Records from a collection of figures
====
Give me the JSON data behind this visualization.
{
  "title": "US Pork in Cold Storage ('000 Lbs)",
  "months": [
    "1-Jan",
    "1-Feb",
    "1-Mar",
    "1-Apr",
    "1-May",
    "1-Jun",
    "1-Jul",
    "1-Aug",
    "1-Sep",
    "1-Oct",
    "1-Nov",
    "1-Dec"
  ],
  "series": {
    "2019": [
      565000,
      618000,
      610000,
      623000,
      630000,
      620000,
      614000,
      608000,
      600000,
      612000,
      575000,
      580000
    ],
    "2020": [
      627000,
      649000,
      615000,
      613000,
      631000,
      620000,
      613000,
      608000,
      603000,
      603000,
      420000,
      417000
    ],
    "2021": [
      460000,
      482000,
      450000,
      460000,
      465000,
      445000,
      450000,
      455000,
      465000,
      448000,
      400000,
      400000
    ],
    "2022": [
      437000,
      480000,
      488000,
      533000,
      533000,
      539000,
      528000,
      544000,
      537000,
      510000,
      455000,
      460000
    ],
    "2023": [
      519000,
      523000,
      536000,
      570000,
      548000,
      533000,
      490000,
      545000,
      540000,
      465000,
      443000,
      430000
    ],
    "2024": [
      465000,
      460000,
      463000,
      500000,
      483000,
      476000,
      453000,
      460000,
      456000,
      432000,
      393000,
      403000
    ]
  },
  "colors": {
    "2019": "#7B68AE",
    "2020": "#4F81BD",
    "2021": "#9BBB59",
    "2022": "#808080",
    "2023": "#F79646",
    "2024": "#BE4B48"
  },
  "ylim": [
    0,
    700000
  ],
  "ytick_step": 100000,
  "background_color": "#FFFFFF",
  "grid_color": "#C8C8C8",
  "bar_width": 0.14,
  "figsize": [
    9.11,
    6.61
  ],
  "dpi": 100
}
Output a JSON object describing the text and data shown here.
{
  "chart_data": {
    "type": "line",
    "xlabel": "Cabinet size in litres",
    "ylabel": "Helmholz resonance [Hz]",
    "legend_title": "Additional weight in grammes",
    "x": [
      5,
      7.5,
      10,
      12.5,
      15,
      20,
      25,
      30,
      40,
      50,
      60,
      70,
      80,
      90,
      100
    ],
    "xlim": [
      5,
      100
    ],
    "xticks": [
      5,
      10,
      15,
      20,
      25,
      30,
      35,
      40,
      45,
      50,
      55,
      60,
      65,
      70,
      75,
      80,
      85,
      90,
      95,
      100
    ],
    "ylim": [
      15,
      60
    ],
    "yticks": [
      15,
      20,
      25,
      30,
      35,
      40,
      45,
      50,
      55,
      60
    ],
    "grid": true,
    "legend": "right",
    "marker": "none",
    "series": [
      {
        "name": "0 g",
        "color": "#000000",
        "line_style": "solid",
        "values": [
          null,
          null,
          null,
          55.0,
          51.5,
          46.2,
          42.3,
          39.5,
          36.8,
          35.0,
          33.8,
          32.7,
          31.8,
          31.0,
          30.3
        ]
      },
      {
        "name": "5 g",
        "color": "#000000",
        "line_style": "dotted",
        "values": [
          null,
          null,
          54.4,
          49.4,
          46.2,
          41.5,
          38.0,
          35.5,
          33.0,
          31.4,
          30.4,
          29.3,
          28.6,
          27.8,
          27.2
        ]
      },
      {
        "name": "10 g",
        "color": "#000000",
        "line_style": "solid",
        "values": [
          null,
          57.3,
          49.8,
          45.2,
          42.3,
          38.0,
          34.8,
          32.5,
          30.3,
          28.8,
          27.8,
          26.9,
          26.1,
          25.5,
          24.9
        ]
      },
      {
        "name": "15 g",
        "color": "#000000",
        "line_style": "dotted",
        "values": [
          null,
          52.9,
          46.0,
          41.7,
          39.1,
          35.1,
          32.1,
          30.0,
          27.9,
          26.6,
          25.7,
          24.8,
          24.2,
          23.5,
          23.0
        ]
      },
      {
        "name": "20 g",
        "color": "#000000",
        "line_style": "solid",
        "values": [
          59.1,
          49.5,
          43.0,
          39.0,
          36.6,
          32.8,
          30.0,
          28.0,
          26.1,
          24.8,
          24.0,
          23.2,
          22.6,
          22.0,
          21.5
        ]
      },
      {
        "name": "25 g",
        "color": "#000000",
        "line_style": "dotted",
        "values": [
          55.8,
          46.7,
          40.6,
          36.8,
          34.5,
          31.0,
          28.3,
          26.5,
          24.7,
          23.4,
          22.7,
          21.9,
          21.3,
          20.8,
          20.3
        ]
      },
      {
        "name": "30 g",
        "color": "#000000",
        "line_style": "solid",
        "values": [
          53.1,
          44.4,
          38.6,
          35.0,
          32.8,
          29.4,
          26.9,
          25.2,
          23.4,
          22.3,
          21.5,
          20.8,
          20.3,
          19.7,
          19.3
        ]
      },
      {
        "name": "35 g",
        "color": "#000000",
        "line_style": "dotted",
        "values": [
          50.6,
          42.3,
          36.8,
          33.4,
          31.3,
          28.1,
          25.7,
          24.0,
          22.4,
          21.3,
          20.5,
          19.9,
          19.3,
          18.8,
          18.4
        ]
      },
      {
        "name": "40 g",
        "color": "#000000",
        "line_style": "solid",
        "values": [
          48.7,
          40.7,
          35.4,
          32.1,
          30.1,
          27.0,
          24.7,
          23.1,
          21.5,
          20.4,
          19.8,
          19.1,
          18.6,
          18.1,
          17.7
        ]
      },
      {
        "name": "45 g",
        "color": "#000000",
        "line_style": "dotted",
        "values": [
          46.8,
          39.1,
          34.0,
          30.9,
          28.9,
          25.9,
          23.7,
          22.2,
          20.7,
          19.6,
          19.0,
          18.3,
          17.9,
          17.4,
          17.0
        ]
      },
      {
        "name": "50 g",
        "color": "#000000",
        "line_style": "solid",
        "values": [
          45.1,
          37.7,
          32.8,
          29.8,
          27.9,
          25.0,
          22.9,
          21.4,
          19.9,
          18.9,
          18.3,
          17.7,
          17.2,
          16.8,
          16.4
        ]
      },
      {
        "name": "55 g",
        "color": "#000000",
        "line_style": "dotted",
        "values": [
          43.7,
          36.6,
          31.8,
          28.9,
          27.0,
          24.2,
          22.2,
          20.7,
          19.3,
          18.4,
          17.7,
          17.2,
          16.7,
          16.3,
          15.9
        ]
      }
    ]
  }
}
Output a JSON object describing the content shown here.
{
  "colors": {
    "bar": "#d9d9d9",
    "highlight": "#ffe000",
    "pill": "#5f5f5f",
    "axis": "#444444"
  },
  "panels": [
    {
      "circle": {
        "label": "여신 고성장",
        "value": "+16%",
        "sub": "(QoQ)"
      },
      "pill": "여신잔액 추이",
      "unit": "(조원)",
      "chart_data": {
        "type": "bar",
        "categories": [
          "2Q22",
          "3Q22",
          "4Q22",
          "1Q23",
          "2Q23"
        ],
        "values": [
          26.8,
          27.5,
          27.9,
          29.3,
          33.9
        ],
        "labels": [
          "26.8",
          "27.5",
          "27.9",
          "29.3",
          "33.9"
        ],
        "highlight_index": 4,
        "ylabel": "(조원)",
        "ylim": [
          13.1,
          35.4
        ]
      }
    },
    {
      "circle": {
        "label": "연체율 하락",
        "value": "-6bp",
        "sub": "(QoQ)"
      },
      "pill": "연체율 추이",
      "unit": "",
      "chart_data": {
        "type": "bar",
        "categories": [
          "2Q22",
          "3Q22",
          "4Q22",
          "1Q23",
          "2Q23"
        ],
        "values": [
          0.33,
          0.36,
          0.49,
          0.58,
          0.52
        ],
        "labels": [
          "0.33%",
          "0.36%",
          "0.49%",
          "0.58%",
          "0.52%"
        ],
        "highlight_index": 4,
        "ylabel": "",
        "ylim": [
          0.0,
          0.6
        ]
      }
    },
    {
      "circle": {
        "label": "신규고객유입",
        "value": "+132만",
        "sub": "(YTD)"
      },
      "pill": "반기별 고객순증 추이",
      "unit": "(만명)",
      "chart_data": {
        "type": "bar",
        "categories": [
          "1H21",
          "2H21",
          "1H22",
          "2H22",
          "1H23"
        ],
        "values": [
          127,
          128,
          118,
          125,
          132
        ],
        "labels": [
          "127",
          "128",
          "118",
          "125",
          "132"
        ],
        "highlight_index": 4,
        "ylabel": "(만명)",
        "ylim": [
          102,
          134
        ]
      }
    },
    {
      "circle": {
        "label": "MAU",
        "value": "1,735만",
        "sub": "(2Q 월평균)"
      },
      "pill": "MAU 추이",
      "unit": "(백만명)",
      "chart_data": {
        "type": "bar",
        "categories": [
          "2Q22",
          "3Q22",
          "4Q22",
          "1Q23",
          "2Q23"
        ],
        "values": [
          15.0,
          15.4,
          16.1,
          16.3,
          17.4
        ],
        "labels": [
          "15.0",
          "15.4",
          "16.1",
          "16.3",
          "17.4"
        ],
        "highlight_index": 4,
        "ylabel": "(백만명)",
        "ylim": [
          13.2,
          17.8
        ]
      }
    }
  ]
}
====
Search the lines for the string "here" and copy every line that has it.

#### Response:
Output a JSON object describing the text and data shown here.
Output a JSON object describing the content shown here.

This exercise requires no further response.